START
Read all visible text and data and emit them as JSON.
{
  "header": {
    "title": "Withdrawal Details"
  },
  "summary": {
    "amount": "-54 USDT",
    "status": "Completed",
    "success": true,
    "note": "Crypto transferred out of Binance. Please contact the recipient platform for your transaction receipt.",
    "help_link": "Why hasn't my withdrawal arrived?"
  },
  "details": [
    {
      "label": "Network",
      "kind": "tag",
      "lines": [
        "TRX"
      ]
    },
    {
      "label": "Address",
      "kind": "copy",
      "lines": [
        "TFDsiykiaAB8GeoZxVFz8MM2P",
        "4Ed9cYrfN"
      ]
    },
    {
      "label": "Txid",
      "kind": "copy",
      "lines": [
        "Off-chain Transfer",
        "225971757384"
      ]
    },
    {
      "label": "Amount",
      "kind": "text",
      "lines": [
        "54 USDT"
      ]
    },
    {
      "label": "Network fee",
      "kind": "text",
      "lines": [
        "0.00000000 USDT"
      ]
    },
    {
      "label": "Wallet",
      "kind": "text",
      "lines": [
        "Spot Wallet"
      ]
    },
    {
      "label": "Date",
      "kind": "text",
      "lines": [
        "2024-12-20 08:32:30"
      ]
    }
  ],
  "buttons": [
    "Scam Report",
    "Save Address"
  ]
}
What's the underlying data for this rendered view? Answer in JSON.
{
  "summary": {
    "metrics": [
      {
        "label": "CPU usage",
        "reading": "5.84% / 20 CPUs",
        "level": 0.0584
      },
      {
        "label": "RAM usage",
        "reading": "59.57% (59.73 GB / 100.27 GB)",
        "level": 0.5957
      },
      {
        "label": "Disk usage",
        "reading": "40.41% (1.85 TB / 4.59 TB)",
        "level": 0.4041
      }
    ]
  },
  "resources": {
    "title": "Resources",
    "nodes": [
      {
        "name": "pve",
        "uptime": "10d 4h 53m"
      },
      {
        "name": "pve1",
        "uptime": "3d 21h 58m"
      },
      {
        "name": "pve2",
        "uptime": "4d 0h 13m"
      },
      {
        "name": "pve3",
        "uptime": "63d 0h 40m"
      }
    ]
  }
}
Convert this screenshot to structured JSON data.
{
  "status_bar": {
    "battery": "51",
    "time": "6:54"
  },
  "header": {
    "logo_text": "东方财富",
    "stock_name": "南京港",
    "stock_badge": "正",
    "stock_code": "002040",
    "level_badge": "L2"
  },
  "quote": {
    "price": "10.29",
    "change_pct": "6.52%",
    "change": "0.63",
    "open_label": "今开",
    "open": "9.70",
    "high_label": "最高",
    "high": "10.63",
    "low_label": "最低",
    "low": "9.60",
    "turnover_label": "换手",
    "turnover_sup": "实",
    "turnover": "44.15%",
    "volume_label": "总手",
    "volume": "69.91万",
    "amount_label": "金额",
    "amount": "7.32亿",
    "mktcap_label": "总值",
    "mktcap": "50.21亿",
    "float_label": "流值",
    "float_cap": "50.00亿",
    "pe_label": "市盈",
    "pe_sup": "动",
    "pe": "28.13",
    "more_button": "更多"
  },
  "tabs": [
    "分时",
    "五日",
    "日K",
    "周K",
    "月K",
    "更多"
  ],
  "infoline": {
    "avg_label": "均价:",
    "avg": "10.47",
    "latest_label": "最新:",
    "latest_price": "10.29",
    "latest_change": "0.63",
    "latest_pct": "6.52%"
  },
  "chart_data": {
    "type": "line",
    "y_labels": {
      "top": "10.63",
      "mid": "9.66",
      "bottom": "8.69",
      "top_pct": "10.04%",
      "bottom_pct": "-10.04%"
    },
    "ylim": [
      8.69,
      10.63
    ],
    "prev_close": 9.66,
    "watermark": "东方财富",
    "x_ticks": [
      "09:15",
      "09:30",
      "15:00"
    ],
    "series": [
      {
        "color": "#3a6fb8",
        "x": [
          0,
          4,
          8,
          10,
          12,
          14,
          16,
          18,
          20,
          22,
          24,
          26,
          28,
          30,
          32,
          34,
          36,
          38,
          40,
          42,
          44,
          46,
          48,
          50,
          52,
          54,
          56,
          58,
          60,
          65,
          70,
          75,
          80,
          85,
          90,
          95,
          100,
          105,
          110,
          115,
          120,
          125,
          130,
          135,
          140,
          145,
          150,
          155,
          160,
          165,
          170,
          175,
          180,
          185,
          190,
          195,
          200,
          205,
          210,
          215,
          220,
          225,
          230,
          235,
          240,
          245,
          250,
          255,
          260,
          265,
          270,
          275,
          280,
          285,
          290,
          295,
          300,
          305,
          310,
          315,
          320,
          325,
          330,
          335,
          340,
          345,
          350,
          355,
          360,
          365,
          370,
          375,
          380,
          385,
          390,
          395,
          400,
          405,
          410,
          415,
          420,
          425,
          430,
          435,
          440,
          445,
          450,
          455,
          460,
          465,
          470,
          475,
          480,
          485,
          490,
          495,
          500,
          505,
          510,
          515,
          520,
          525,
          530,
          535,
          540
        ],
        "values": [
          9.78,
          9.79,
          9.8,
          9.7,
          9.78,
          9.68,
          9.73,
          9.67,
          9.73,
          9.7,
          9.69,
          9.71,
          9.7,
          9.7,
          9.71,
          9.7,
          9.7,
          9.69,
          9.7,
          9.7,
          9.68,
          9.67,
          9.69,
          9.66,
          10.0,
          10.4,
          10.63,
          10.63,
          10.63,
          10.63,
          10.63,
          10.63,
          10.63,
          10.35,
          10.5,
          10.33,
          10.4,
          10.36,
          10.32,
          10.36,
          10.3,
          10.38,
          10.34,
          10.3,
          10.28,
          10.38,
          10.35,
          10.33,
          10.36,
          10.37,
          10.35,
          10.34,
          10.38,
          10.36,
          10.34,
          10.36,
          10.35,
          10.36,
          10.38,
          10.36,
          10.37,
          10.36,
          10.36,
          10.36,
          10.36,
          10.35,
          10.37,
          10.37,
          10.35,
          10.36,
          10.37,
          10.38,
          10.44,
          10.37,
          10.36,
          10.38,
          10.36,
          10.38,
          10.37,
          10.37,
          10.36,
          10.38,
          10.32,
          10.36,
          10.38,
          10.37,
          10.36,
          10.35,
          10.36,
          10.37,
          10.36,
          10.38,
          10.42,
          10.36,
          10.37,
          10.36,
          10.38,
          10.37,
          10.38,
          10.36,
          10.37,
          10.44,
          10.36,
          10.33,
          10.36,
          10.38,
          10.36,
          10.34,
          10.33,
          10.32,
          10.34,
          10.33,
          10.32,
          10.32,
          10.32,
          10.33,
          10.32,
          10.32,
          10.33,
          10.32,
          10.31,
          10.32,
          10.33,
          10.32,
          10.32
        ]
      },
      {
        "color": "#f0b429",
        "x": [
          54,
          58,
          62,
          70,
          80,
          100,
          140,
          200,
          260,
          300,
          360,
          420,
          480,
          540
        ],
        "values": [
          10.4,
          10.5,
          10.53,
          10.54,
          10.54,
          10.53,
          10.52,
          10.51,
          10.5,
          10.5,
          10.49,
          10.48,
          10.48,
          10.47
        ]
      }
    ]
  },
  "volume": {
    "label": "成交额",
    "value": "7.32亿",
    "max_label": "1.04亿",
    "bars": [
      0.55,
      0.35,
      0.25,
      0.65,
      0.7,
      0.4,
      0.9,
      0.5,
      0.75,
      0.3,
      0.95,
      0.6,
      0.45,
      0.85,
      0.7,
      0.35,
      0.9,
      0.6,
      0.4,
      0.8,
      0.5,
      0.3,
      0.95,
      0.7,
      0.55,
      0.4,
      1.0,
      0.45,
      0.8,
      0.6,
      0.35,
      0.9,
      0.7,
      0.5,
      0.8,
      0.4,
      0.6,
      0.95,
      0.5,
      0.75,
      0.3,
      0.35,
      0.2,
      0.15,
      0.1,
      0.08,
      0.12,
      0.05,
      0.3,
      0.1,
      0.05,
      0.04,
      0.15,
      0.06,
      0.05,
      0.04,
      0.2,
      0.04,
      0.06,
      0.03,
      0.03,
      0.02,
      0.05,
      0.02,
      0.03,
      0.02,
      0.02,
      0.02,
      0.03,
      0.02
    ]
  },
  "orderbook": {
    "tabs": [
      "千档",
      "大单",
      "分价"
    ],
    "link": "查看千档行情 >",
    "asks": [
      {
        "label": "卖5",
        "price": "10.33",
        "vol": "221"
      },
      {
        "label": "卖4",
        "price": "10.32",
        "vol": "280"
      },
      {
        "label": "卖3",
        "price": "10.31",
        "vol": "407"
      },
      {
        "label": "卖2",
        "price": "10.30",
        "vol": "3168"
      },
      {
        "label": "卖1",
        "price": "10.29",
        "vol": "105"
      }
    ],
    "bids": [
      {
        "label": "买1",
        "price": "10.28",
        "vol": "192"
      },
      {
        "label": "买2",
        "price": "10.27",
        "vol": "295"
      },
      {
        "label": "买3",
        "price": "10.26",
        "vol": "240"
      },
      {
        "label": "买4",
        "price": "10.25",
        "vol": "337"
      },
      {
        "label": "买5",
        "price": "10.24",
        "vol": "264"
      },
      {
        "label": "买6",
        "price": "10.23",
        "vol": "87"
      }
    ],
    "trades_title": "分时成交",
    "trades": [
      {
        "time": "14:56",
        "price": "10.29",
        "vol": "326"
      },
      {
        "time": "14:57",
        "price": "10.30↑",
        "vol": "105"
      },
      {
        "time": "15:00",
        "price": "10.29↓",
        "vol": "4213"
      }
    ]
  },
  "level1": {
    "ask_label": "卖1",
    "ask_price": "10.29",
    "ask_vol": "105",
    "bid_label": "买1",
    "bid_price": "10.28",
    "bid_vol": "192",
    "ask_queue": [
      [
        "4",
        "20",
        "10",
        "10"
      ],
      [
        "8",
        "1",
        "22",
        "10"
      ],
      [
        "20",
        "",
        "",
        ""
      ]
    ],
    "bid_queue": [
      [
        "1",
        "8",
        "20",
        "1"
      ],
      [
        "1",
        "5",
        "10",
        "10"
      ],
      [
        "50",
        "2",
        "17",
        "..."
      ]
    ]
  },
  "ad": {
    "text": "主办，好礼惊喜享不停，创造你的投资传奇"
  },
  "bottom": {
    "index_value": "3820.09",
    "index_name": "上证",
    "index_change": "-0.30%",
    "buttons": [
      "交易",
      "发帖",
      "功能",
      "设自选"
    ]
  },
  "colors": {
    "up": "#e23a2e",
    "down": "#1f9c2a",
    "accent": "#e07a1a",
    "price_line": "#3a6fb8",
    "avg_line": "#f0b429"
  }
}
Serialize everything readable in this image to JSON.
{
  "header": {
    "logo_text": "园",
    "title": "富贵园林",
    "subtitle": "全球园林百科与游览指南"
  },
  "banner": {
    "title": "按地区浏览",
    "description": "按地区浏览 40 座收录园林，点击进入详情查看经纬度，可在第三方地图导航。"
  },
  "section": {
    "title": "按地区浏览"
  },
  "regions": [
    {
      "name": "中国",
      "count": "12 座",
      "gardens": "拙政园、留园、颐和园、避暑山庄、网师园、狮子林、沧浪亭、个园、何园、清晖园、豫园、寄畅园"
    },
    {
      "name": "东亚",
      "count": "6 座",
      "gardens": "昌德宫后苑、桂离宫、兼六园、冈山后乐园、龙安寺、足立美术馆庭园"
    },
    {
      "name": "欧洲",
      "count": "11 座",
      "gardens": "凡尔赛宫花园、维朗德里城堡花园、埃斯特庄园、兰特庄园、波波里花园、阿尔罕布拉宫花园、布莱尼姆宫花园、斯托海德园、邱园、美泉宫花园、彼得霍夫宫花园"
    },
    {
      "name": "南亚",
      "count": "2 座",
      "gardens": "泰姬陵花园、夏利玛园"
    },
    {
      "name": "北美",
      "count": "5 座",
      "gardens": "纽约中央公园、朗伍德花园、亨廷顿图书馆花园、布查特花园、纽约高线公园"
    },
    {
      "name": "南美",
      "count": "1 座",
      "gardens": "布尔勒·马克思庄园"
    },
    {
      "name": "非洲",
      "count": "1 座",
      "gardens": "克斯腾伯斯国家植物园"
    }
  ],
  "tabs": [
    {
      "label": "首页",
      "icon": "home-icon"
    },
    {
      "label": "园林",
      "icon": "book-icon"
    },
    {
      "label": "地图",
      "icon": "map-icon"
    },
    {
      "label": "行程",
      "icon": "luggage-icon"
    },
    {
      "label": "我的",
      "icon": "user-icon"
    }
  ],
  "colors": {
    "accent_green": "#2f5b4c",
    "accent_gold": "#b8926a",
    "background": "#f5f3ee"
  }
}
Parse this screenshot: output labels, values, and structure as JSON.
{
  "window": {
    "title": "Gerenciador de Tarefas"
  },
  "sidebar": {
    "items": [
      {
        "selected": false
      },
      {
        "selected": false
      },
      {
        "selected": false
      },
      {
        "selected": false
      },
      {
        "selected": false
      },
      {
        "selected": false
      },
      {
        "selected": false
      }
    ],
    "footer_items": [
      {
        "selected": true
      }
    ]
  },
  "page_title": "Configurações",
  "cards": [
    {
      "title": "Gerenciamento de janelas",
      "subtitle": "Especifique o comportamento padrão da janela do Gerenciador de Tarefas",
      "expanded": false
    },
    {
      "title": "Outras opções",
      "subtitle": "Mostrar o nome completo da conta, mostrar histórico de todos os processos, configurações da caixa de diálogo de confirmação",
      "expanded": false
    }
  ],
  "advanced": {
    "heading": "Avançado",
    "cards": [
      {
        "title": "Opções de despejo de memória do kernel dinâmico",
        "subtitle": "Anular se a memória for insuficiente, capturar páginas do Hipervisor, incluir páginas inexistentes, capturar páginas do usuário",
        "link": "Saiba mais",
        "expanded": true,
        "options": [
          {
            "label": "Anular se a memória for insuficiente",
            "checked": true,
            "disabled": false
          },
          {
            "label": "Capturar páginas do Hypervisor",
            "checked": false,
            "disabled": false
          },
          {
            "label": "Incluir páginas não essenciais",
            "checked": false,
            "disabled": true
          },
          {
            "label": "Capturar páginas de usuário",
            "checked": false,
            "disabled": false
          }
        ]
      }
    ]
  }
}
END
> [Written request]: From the material above, copy each line that includes the word "usuário".

> [Solution]:
        "subtitle": "Anular se a memória for insuficiente, capturar páginas do Hipervisor, incluir páginas inexistentes, capturar páginas do usuário",
            "label": "Capturar páginas de usuário",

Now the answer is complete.